──────── Information supplied
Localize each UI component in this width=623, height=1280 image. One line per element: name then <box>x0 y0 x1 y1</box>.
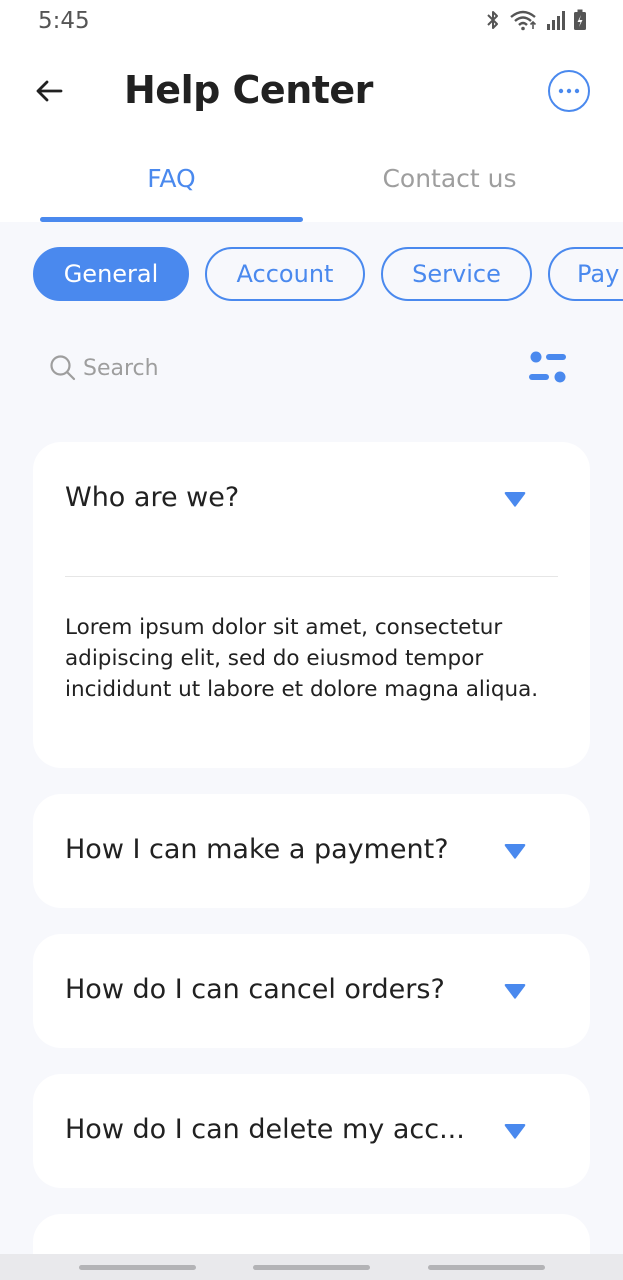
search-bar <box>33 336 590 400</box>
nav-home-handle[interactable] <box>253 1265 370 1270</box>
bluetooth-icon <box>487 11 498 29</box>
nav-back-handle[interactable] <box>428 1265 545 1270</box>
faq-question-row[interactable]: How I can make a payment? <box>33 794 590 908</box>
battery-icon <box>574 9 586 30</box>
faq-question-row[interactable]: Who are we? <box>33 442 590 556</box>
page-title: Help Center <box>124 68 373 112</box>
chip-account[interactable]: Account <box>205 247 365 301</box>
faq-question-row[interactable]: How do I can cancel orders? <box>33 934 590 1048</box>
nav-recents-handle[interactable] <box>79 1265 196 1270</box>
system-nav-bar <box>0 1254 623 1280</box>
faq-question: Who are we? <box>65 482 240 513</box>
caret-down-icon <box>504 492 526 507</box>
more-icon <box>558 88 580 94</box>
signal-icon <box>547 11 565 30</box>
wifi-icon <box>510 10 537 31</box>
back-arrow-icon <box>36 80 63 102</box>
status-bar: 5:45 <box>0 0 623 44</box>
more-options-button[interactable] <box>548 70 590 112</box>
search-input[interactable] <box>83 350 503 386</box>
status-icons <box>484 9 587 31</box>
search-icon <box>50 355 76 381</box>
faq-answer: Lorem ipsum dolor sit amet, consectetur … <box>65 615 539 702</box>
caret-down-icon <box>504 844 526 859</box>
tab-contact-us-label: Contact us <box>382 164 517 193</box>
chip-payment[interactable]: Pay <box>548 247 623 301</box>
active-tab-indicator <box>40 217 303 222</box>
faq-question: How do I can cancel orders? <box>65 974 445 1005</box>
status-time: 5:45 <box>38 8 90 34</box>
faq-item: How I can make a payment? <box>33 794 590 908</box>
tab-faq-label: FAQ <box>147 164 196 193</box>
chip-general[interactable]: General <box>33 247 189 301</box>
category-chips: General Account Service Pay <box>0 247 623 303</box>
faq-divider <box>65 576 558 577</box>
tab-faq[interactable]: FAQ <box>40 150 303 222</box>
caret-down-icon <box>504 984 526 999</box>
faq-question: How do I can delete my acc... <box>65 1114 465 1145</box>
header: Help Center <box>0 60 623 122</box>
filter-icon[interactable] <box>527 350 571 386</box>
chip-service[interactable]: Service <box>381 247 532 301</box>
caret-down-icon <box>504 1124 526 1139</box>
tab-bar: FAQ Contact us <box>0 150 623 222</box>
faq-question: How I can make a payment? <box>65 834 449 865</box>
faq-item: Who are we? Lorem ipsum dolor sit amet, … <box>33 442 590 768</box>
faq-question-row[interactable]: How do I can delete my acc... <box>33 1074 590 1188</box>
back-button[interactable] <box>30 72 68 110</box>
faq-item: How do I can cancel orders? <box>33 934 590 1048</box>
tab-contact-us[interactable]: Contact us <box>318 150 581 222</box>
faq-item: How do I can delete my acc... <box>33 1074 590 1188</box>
────────────────
◆ Task prompt
Copy the records above line for line, leaving out the pictures.

◆ Output for this task
Localize each UI component in this width=623, height=1280 image. One line per element: name then <box>x0 y0 x1 y1</box>.
search-bar <box>33 336 590 400</box>
nav-home-handle[interactable] <box>253 1265 370 1270</box>
bluetooth-icon <box>487 11 498 29</box>
nav-back-handle[interactable] <box>428 1265 545 1270</box>
faq-question-row[interactable]: How I can make a payment? <box>33 794 590 908</box>
battery-icon <box>574 9 586 30</box>
faq-question-row[interactable]: Who are we? <box>33 442 590 556</box>
page-title: Help Center <box>124 68 373 112</box>
chip-account[interactable]: Account <box>205 247 365 301</box>
faq-question-row[interactable]: How do I can cancel orders? <box>33 934 590 1048</box>
nav-recents-handle[interactable] <box>79 1265 196 1270</box>
system-nav-bar <box>0 1254 623 1280</box>
faq-question: Who are we? <box>65 482 240 513</box>
caret-down-icon <box>504 492 526 507</box>
more-icon <box>558 88 580 94</box>
signal-icon <box>547 11 565 30</box>
wifi-icon <box>510 10 537 31</box>
back-arrow-icon <box>36 80 63 102</box>
status-bar: 5:45 <box>0 0 623 44</box>
more-options-button[interactable] <box>548 70 590 112</box>
search-input[interactable] <box>83 350 503 386</box>
status-icons <box>484 9 587 31</box>
search-icon <box>50 355 76 381</box>
faq-answer: Lorem ipsum dolor sit amet, consectetur … <box>65 615 539 702</box>
caret-down-icon <box>504 844 526 859</box>
tab-contact-us-label: Contact us <box>382 164 517 193</box>
chip-payment[interactable]: Pay <box>548 247 623 301</box>
active-tab-indicator <box>40 217 303 222</box>
faq-question: How do I can cancel orders? <box>65 974 445 1005</box>
status-time: 5:45 <box>38 8 90 34</box>
faq-item: How I can make a payment? <box>33 794 590 908</box>
tab-faq-label: FAQ <box>147 164 196 193</box>
chip-general[interactable]: General <box>33 247 189 301</box>
category-chips: General Account Service Pay <box>0 247 623 303</box>
faq-divider <box>65 576 558 577</box>
tab-faq[interactable]: FAQ <box>40 150 303 222</box>
caret-down-icon <box>504 984 526 999</box>
faq-question: How do I can delete my acc... <box>65 1114 465 1145</box>
header: Help Center <box>0 60 623 122</box>
filter-icon[interactable] <box>527 350 571 386</box>
chip-service[interactable]: Service <box>381 247 532 301</box>
caret-down-icon <box>504 1124 526 1139</box>
tab-bar: FAQ Contact us <box>0 150 623 222</box>
faq-question: How I can make a payment? <box>65 834 449 865</box>
faq-item: Who are we? Lorem ipsum dolor sit amet, … <box>33 442 590 768</box>
faq-question-row[interactable]: How do I can delete my acc... <box>33 1074 590 1188</box>
back-button[interactable] <box>30 72 68 110</box>
faq-item: How do I can cancel orders? <box>33 934 590 1048</box>
tab-contact-us[interactable]: Contact us <box>318 150 581 222</box>
faq-item: How do I can delete my acc... <box>33 1074 590 1188</box>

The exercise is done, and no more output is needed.